Task requirements:
Locate the word "JSON" in the data below, then copy every line that holds it.

** START Data rows **

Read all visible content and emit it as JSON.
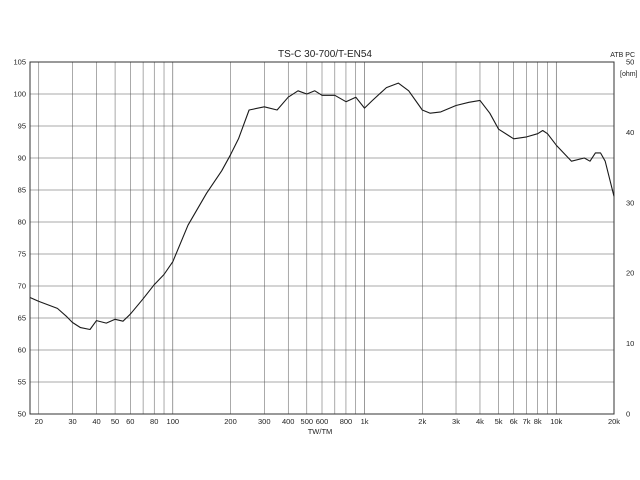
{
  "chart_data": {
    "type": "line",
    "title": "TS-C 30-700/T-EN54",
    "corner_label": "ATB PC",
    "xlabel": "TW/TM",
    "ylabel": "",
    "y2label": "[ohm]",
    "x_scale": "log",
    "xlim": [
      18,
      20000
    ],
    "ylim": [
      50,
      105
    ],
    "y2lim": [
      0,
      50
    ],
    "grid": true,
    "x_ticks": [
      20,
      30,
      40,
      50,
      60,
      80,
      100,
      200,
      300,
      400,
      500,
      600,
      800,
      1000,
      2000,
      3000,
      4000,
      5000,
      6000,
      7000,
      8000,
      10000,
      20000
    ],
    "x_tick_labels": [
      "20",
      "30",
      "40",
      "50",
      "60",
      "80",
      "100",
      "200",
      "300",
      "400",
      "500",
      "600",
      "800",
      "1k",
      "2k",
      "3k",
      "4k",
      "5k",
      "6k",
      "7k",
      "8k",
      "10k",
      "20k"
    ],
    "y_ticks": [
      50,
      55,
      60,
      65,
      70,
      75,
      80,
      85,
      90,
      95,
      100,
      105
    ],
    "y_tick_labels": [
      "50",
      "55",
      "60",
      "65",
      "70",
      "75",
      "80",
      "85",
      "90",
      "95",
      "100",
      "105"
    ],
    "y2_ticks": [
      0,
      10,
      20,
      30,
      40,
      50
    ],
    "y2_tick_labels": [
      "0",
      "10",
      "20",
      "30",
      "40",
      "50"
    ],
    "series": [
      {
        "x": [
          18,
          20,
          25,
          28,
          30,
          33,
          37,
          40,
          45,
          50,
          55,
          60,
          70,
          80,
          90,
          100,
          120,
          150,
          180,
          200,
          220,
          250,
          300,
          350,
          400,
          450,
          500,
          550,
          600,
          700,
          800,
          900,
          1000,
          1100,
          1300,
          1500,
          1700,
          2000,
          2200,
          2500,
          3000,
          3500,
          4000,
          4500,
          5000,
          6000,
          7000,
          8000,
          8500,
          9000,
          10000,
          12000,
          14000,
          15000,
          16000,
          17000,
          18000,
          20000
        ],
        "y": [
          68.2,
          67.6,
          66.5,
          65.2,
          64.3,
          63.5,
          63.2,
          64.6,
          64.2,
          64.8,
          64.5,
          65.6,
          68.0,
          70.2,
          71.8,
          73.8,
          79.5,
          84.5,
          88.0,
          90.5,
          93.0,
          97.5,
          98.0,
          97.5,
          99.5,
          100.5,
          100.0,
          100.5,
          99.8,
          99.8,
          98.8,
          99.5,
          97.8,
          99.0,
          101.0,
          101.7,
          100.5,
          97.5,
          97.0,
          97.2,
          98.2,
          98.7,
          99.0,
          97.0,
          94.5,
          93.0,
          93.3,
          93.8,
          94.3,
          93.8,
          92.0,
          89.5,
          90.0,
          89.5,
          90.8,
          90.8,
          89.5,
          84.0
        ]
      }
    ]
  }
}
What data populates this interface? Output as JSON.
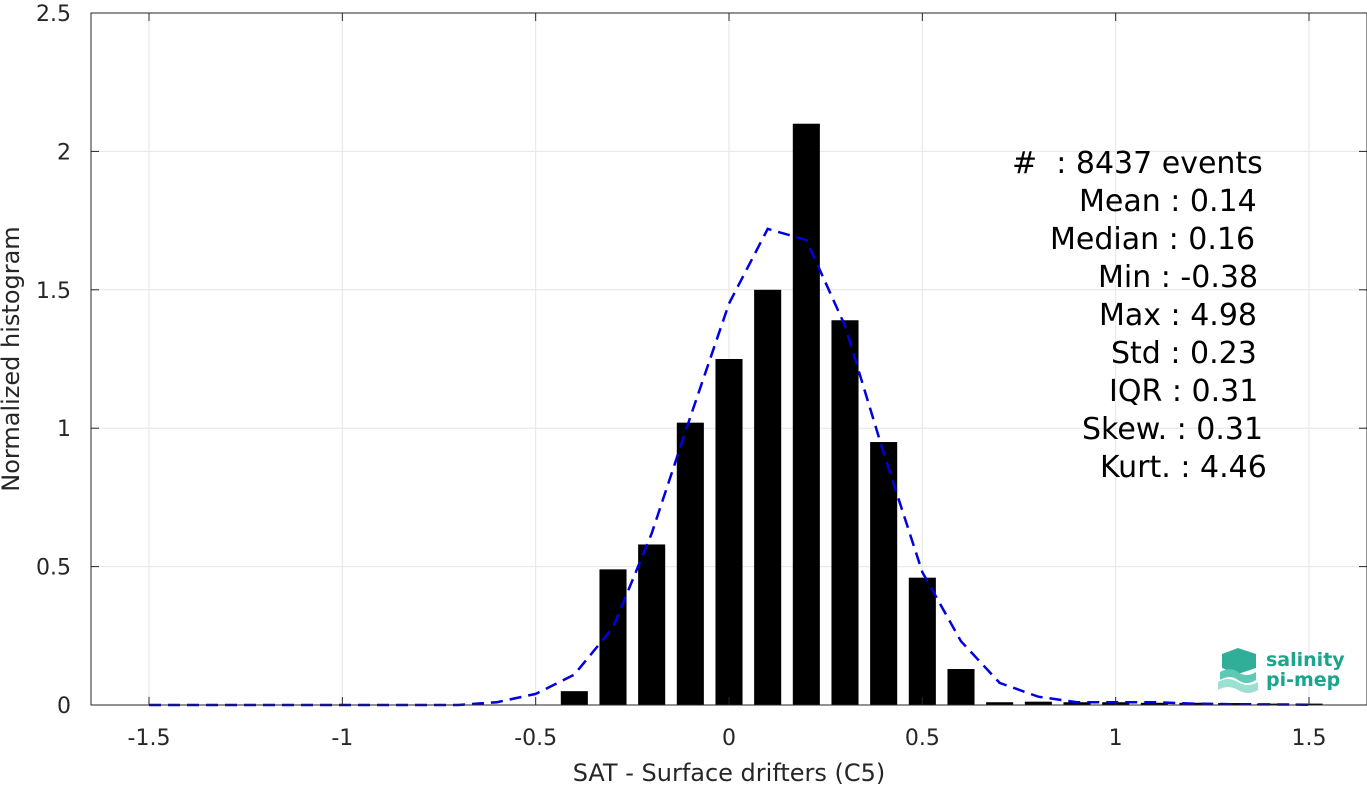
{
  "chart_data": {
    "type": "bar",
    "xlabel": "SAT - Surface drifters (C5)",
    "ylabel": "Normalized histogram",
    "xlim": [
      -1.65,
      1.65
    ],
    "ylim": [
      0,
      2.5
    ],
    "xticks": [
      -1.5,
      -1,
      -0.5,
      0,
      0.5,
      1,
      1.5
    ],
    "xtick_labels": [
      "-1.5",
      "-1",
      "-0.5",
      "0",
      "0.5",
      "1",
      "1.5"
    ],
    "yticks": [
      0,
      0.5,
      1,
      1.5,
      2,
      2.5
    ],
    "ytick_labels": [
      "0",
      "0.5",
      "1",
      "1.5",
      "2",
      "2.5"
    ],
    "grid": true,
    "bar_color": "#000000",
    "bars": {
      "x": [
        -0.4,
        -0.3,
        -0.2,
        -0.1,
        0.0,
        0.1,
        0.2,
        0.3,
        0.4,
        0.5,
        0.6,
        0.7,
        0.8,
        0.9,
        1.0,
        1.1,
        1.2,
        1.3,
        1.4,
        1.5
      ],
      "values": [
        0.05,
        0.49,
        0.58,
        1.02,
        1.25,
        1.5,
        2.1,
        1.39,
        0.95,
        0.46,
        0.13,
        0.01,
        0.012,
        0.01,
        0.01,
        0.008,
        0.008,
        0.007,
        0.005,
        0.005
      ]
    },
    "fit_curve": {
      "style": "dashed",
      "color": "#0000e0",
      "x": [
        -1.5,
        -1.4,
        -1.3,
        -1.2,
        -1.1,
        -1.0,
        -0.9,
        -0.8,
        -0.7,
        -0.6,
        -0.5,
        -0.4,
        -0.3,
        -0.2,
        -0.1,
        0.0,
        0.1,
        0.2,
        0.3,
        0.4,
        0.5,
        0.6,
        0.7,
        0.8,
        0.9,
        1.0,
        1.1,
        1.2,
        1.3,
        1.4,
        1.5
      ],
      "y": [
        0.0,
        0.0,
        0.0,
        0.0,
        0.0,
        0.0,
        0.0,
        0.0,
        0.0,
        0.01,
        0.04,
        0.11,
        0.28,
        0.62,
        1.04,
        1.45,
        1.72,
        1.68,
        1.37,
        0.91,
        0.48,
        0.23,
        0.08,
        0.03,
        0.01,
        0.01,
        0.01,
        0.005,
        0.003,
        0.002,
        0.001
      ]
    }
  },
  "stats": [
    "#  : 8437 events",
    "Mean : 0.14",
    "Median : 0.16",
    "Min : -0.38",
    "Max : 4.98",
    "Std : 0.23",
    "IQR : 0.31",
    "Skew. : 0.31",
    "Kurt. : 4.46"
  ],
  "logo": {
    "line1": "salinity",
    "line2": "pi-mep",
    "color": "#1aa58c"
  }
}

** END Data rows **
** START Data rows **

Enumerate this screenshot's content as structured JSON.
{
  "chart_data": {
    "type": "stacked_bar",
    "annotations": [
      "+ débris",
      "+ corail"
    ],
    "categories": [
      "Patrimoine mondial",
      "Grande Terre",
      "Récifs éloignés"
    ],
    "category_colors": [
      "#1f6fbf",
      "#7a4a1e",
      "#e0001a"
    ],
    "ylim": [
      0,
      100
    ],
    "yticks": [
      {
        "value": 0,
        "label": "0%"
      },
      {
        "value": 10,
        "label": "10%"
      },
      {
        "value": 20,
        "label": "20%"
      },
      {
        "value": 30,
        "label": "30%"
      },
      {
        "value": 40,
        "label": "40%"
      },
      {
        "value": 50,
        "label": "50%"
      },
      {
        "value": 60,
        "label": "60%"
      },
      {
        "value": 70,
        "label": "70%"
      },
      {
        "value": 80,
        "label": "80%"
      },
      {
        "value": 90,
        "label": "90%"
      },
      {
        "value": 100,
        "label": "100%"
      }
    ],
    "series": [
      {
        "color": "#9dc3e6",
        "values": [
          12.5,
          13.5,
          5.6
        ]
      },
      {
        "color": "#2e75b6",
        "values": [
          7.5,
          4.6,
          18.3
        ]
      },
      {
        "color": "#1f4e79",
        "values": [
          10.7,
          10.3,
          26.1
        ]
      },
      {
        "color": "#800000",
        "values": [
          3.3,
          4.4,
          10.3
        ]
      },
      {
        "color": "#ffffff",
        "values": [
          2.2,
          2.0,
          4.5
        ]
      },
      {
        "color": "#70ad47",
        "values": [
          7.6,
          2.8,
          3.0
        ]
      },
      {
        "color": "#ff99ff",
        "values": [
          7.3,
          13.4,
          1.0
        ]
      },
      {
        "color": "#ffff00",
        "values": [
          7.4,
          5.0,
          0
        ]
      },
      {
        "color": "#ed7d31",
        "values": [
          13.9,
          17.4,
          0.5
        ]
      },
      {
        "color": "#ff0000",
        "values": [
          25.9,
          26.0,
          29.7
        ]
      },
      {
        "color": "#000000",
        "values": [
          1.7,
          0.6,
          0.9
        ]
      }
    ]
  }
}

** END Data rows **

Response:
Read all visible content and emit it as JSON.
What data populates this interface? Output as JSON.
Enumerate this screenshot's content as structured JSON.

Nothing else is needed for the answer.